> [What the task asks]:
Scan the data. Collect each line that contains the word "this".

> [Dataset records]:
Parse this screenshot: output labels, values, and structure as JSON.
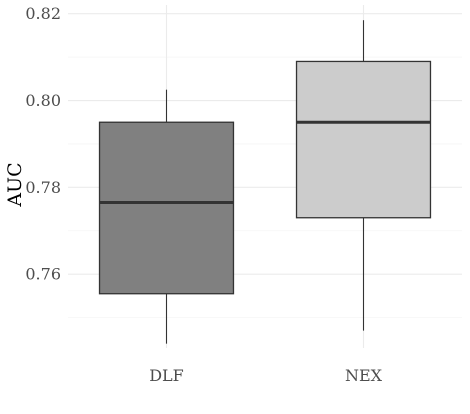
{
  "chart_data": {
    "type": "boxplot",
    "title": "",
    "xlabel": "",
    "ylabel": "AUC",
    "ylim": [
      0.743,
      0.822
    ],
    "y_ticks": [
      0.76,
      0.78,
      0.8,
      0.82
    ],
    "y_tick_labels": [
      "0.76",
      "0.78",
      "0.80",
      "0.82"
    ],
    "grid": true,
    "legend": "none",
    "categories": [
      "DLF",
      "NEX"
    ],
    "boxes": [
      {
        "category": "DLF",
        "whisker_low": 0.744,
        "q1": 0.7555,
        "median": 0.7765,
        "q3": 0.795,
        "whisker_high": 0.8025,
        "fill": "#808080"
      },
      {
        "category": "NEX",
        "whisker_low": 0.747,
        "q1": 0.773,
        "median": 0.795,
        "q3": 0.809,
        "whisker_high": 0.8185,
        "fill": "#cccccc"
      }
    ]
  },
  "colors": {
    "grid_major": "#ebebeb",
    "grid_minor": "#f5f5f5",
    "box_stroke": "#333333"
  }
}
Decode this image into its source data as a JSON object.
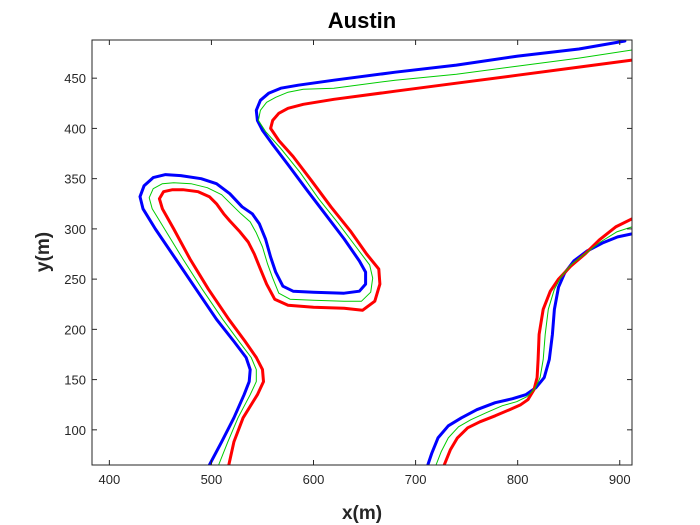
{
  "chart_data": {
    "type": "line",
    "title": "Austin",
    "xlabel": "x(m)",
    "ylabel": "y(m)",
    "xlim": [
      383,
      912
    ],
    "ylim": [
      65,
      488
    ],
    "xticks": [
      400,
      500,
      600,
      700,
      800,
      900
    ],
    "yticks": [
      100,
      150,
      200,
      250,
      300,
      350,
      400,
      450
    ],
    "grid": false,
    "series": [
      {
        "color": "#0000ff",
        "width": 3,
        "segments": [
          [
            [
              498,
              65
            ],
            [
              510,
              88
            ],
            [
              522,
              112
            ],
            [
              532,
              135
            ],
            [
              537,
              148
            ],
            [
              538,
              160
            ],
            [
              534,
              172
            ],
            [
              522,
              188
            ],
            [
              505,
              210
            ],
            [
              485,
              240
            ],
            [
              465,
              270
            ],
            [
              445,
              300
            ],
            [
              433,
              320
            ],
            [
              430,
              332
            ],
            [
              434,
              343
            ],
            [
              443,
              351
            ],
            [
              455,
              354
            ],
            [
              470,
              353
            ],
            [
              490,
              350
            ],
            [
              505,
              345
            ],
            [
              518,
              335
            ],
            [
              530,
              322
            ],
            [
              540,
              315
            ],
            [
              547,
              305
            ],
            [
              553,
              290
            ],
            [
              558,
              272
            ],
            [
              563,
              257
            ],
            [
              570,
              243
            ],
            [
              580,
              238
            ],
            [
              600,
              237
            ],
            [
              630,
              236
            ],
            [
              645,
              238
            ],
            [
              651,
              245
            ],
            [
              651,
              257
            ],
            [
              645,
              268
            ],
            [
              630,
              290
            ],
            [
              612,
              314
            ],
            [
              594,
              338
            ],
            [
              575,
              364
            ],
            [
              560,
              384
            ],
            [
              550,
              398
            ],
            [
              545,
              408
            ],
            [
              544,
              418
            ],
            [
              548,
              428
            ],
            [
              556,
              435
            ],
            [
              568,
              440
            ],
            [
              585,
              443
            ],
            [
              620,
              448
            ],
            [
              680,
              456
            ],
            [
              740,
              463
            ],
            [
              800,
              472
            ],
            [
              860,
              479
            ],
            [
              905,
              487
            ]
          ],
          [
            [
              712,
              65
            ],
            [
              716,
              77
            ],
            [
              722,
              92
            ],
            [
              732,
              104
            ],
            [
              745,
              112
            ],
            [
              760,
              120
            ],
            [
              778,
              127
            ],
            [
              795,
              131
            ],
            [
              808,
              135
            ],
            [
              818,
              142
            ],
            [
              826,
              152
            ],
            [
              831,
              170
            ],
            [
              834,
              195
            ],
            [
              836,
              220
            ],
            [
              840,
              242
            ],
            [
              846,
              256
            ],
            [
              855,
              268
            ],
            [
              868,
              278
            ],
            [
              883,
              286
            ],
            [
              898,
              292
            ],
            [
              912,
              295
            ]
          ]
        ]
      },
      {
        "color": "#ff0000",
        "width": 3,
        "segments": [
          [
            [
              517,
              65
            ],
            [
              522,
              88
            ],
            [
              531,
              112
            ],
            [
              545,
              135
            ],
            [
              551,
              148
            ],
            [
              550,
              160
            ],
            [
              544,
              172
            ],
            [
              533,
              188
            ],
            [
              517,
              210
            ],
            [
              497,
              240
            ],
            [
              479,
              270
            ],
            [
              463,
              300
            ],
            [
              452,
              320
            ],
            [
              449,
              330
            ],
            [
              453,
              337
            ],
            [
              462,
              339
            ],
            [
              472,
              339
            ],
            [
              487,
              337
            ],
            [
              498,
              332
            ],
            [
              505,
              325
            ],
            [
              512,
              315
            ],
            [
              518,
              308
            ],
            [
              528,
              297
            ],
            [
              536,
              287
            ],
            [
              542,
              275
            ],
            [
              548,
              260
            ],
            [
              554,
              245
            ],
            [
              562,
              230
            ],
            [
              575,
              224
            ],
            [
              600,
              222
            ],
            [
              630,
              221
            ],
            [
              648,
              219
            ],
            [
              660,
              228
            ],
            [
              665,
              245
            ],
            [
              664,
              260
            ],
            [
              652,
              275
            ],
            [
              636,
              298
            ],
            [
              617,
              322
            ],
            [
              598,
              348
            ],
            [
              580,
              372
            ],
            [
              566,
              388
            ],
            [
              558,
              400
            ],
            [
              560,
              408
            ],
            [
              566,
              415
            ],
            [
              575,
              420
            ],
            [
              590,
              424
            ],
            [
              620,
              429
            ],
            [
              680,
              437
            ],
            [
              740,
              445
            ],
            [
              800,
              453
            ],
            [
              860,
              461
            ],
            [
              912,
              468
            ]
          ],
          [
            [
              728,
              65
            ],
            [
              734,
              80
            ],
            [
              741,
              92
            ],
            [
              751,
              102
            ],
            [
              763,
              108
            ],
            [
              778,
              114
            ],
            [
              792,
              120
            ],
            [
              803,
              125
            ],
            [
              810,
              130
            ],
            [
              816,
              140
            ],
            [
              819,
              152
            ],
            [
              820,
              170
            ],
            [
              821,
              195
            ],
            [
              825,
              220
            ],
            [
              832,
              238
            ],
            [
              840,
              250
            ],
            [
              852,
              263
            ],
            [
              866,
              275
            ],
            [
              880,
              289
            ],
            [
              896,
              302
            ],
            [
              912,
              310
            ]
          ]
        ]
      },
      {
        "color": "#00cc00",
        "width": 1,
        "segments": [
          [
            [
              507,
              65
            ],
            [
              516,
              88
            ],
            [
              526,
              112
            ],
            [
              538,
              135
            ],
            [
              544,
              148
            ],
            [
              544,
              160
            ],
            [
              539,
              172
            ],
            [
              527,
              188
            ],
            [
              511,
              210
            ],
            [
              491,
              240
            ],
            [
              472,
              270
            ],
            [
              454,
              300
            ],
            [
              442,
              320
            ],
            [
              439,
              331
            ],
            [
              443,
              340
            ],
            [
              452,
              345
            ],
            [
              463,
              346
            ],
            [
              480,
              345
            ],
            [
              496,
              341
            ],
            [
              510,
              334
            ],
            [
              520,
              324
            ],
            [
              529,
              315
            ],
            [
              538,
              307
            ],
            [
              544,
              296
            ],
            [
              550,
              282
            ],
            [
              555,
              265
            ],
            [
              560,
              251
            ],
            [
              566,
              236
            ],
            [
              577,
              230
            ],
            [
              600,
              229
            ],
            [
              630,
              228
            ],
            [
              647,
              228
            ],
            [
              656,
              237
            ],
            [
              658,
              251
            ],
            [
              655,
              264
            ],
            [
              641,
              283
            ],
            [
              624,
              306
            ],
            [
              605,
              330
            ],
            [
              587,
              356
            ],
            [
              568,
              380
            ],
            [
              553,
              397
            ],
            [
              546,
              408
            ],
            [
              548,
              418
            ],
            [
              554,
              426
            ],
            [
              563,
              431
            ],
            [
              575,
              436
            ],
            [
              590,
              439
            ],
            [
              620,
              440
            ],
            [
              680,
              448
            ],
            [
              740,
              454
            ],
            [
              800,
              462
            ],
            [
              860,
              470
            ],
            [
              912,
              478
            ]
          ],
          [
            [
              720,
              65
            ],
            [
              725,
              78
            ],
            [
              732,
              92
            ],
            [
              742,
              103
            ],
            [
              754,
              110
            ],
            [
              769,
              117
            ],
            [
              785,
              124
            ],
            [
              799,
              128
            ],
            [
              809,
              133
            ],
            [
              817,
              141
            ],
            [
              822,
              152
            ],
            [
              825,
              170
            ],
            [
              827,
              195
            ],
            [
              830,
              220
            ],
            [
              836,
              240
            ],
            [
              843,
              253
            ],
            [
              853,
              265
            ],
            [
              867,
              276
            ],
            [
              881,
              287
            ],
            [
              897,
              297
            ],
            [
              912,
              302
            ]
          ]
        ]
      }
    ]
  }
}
...
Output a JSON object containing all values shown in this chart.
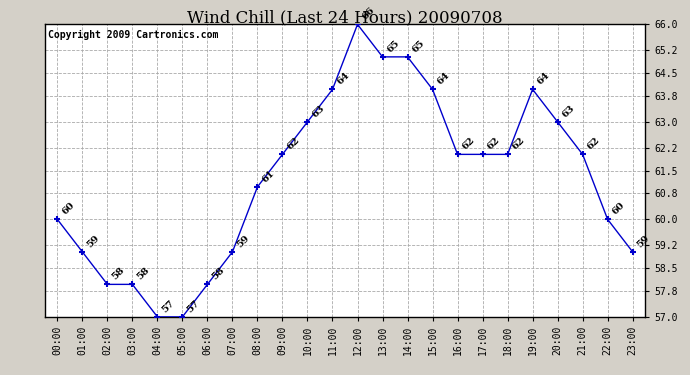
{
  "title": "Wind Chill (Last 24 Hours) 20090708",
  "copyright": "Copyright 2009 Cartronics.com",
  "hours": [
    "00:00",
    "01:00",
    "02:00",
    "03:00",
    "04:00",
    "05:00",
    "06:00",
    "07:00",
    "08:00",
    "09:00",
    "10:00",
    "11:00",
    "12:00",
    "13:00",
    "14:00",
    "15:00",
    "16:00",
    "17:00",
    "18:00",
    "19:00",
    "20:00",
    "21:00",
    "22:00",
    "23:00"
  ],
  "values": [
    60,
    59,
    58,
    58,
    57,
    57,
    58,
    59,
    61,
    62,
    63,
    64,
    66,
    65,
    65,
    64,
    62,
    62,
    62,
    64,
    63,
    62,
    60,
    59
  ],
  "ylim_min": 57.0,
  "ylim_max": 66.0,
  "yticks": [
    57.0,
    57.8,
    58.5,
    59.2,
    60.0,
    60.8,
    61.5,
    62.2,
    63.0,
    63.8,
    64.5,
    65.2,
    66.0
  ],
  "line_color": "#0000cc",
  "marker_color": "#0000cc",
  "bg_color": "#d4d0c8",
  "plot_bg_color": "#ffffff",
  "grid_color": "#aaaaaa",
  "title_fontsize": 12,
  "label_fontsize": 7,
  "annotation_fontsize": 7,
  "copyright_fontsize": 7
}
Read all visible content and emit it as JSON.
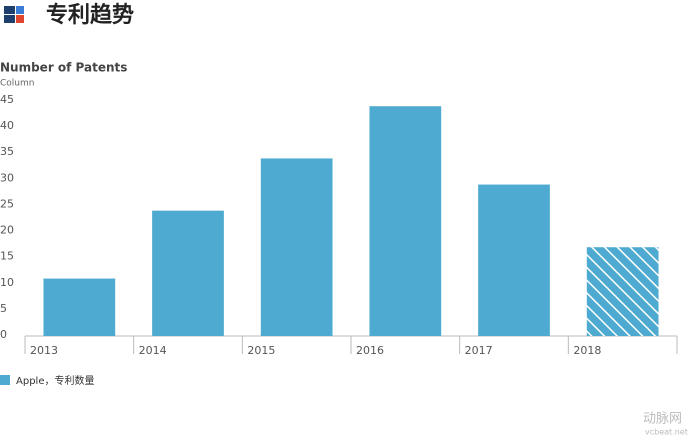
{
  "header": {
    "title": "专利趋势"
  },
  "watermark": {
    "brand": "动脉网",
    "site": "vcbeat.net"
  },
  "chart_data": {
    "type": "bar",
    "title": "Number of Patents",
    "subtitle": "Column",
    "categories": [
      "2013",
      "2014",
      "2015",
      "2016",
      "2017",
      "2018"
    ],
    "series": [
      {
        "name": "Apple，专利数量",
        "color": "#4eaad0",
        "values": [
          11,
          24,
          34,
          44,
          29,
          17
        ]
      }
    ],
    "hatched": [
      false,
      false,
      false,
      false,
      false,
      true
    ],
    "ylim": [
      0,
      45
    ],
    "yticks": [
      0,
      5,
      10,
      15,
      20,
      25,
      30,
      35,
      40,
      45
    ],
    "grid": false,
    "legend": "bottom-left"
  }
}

> [The answer]:
Parse this screenshot: output labels, values, and structure as JSON.
Decode this image into its source data as a JSON object.
Output a JSON object containing all values shown in this chart.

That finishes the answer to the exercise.